■ **Task brief**:
For each line of the data below that holds "南阳市公安局", copy the line.

■ **Records provided**:
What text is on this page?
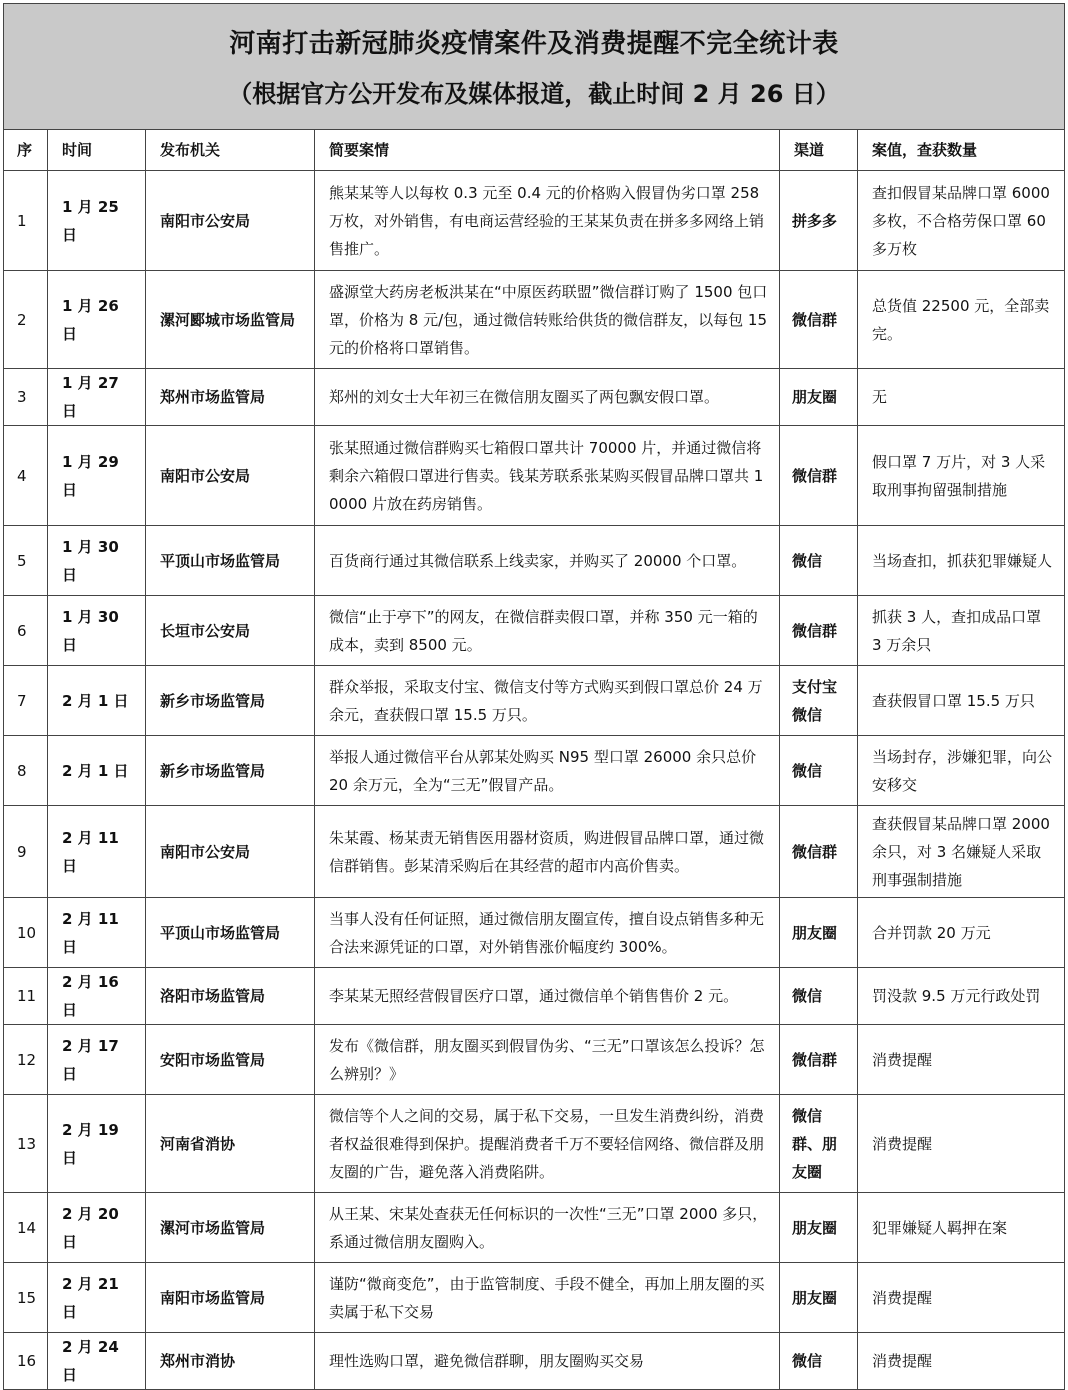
河南打击新冠肺炎疫情案件及消费提醒不完全统计表
（根据官方公开发布及媒体报道，截止时间 2 月 26 日）					

序	时间	发布机关	简要案情	渠道	案值，查获数量
1	1 月 25 日	南阳市公安局	熊某某等人以每枚 0.3 元至 0.4 元的价格购入假冒伪劣口罩 258 万枚，对外销售，有电商运营经验的王某某负责在拼多多网络上销售推广。	拼多多	查扣假冒某品牌口罩 6000 多枚，不合格劳保口罩 60 多万枚
2	1 月 26 日	漯河郾城市场监管局	盛源堂大药房老板洪某在“中原医药联盟”微信群订购了 1500 包口罩，价格为 8 元/包，通过微信转账给供货的微信群友，以每包 15 元的价格将口罩销售。	微信群	总货值 22500 元，全部卖完。
3	1 月 27 日	郑州市场监管局	郑州的刘女士大年初三在微信朋友圈买了两包飘安假口罩。	朋友圈	无
4	1 月 29 日	南阳市公安局	张某照通过微信群购买七箱假口罩共计 70000 片，并通过微信将剩余六箱假口罩进行售卖。钱某芳联系张某购买假冒品牌口罩共 10000 片放在药房销售。	微信群	假口罩 7 万片，对 3 人采取刑事拘留强制措施
5	1 月 30 日	平顶山市场监管局	百货商行通过其微信联系上线卖家，并购买了 20000 个口罩。	微信	当场查扣，抓获犯罪嫌疑人
6	1 月 30 日	长垣市公安局	微信“止于亭下”的网友，在微信群卖假口罩，并称 350 元一箱的成本，卖到 8500 元。	微信群	抓获 3 人，查扣成品口罩 3 万余只
7	2 月 1 日	新乡市场监管局	群众举报，采取支付宝、微信支付等方式购买到假口罩总价 24 万余元，查获假口罩 15.5 万只。	支付宝微信	查获假冒口罩 15.5 万只
8	2 月 1 日	新乡市场监管局	举报人通过微信平台从郭某处购买 N95 型口罩 26000 余只总价 20 余万元，全为“三无”假冒产品。	微信	当场封存，涉嫌犯罪，向公安移交
9	2 月 11 日	南阳市公安局	朱某霞、杨某责无销售医用器材资质，购进假冒品牌口罩，通过微信群销售。彭某清采购后在其经营的超市内高价售卖。	微信群	查获假冒某品牌口罩 2000 余只，对 3 名嫌疑人采取刑事强制措施
10	2 月 11 日	平顶山市场监管局	当事人没有任何证照，通过微信朋友圈宣传，擅自设点销售多种无合法来源凭证的口罩，对外销售涨价幅度约 300%。	朋友圈	合并罚款 20 万元
11	2 月 16 日	洛阳市场监管局	李某某无照经营假冒医疗口罩，通过微信单个销售售价 2 元。	微信	罚没款 9.5 万元行政处罚
12	2 月 17 日	安阳市场监管局	发布《微信群，朋友圈买到假冒伪劣、“三无”口罩该怎么投诉？怎么辨别？》	微信群	消费提醒
13	2 月 19 日	河南省消协	微信等个人之间的交易，属于私下交易，一旦发生消费纠纷，消费者权益很难得到保护。提醒消费者千万不要轻信网络、微信群及朋友圈的广告，避免落入消费陷阱。	微信群、朋友圈	消费提醒
14	2 月 20 日	漯河市场监管局	从王某、宋某处查获无任何标识的一次性“三无”口罩 2000 多只，系通过微信朋友圈购入。	朋友圈	犯罪嫌疑人羁押在案
15	2 月 21 日	南阳市场监管局	谨防“微商变危”，由于监管制度、手段不健全，再加上朋友圈的买卖属于私下交易	朋友圈	消费提醒
16	2 月 24 日	郑州市消协	理性选购口罩，避免微信群聊，朋友圈购买交易	微信	消费提醒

■ **Result of the task**:
1	1 月 25 日	南阳市公安局	熊某某等人以每枚 0.3 元至 0.4 元的价格购入假冒伪劣口罩 258 万枚，对外销售，有电商运营经验的王某某负责在拼多多网络上销售推广。	拼多多	查扣假冒某品牌口罩 6000 多枚，不合格劳保口罩 60 多万枚
4	1 月 29 日	南阳市公安局	张某照通过微信群购买七箱假口罩共计 70000 片，并通过微信将剩余六箱假口罩进行售卖。钱某芳联系张某购买假冒品牌口罩共 10000 片放在药房销售。	微信群	假口罩 7 万片，对 3 人采取刑事拘留强制措施
9	2 月 11 日	南阳市公安局	朱某霞、杨某责无销售医用器材资质，购进假冒品牌口罩，通过微信群销售。彭某清采购后在其经营的超市内高价售卖。	微信群	查获假冒某品牌口罩 2000 余只，对 3 名嫌疑人采取刑事强制措施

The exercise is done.